-- Data excerpts start --
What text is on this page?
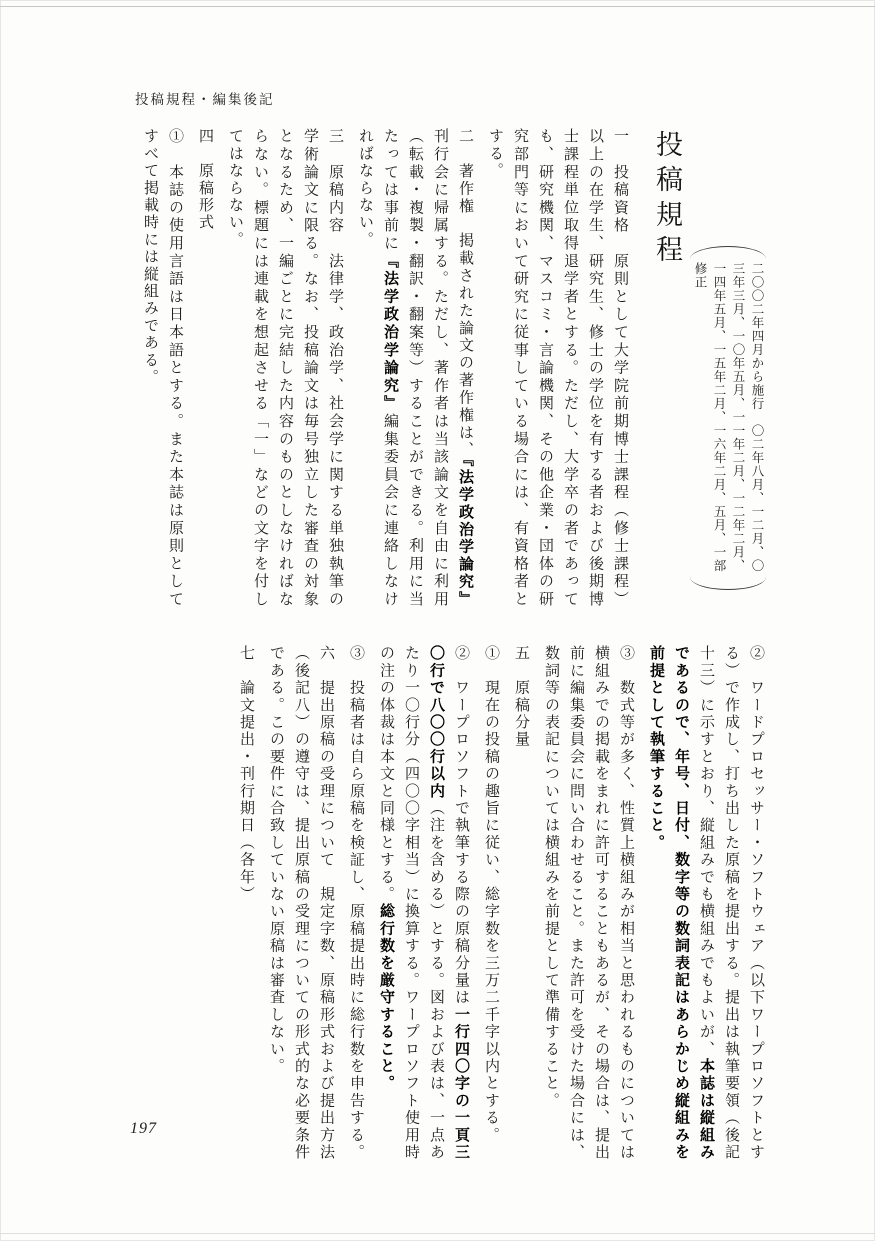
投稿規程・編集後記
投稿規程
二〇〇二年四月から施行　〇二年八月、一二月、〇三年三月、一〇年五月、一一年二月、一二年二月、一四年五月、一五年二月、一六年二月、五月、一部修正

一　投稿資格　原則として大学院前期博士課程（修士課程）以上の在学生、研究生、修士の学位を有する者および後期博士課程単位取得退学者とする。ただし、大学卒の者であっても、研究機関、マスコミ・言論機関、その他企業・団体の研究部門等において研究に従事している場合には、有資格者とする。

二　著作権　掲載された論文の著作権は、『法学政治学論究』刊行会に帰属する。ただし、著作者は当該論文を自由に利用（転載・複製・翻訳・翻案等）することができる。利用に当たっては事前に『法学政治学論究』編集委員会に連絡しなければならない。

三　原稿内容　法律学、政治学、社会学に関する単独執筆の学術論文に限る。なお、投稿論文は毎号独立した審査の対象となるため、一編ごとに完結した内容のものとしなければならない。標題には連載を想起させる「一」などの文字を付してはならない。

四　原稿形式

①　本誌の使用言語は日本語とする。また本誌は原則としてすべて掲載時には縦組みである。

②　ワードプロセッサー・ソフトウェア（以下ワープロソフトとする）で作成し、打ち出した原稿を提出する。提出は執筆要領（後記十三）に示すとおり、縦組みでも横組みでもよいが、本誌は縦組みであるので、年号、日付、数字等の数詞表記はあらかじめ縦組みを前提として執筆すること。

③　数式等が多く、性質上横組みが相当と思われるものについては横組みでの掲載をまれに許可することもあるが、その場合は、提出前に編集委員会に問い合わせること。また許可を受けた場合には、数詞等の表記については横組みを前提として準備すること。

五　原稿分量

①　現在の投稿の趣旨に従い、総字数を三万二千字以内とする。

②　ワープロソフトで執筆する際の原稿分量は一行四〇字の一頁三〇行で八〇〇行以内（注を含める）とする。図および表は、一点あたり一〇行分（四〇〇字相当）に換算する。ワープロソフト使用時の注の体裁は本文と同様とする。総行数を厳守すること。

③　投稿者は自ら原稿を検証し、原稿提出時に総行数を申告する。

六　提出原稿の受理について　規定字数、原稿形式および提出方法（後記八）の遵守は、提出原稿の受理についての形式的な必要条件である。この要件に合致していない原稿は審査しない。

七　論文提出・刊行期日（各年）

197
-- Data excerpts end --
-- Task prompt --
Repeat the data in full and exactly. Omit pictures.

-- Exercise response --
What text is on this page?
投稿規程・編集後記
投稿規程
二〇〇二年四月から施行　〇二年八月、一二月、〇三年三月、一〇年五月、一一年二月、一二年二月、一四年五月、一五年二月、一六年二月、五月、一部修正

一　投稿資格　原則として大学院前期博士課程（修士課程）以上の在学生、研究生、修士の学位を有する者および後期博士課程単位取得退学者とする。ただし、大学卒の者であっても、研究機関、マスコミ・言論機関、その他企業・団体の研究部門等において研究に従事している場合には、有資格者とする。

二　著作権　掲載された論文の著作権は、『法学政治学論究』刊行会に帰属する。ただし、著作者は当該論文を自由に利用（転載・複製・翻訳・翻案等）することができる。利用に当たっては事前に『法学政治学論究』編集委員会に連絡しなければならない。

三　原稿内容　法律学、政治学、社会学に関する単独執筆の学術論文に限る。なお、投稿論文は毎号独立した審査の対象となるため、一編ごとに完結した内容のものとしなければならない。標題には連載を想起させる「一」などの文字を付してはならない。

四　原稿形式

①　本誌の使用言語は日本語とする。また本誌は原則としてすべて掲載時には縦組みである。

②　ワードプロセッサー・ソフトウェア（以下ワープロソフトとする）で作成し、打ち出した原稿を提出する。提出は執筆要領（後記十三）に示すとおり、縦組みでも横組みでもよいが、本誌は縦組みであるので、年号、日付、数字等の数詞表記はあらかじめ縦組みを前提として執筆すること。

③　数式等が多く、性質上横組みが相当と思われるものについては横組みでの掲載をまれに許可することもあるが、その場合は、提出前に編集委員会に問い合わせること。また許可を受けた場合には、数詞等の表記については横組みを前提として準備すること。

五　原稿分量

①　現在の投稿の趣旨に従い、総字数を三万二千字以内とする。

②　ワープロソフトで執筆する際の原稿分量は一行四〇字の一頁三〇行で八〇〇行以内（注を含める）とする。図および表は、一点あたり一〇行分（四〇〇字相当）に換算する。ワープロソフト使用時の注の体裁は本文と同様とする。総行数を厳守すること。

③　投稿者は自ら原稿を検証し、原稿提出時に総行数を申告する。

六　提出原稿の受理について　規定字数、原稿形式および提出方法（後記八）の遵守は、提出原稿の受理についての形式的な必要条件である。この要件に合致していない原稿は審査しない。

七　論文提出・刊行期日（各年）

197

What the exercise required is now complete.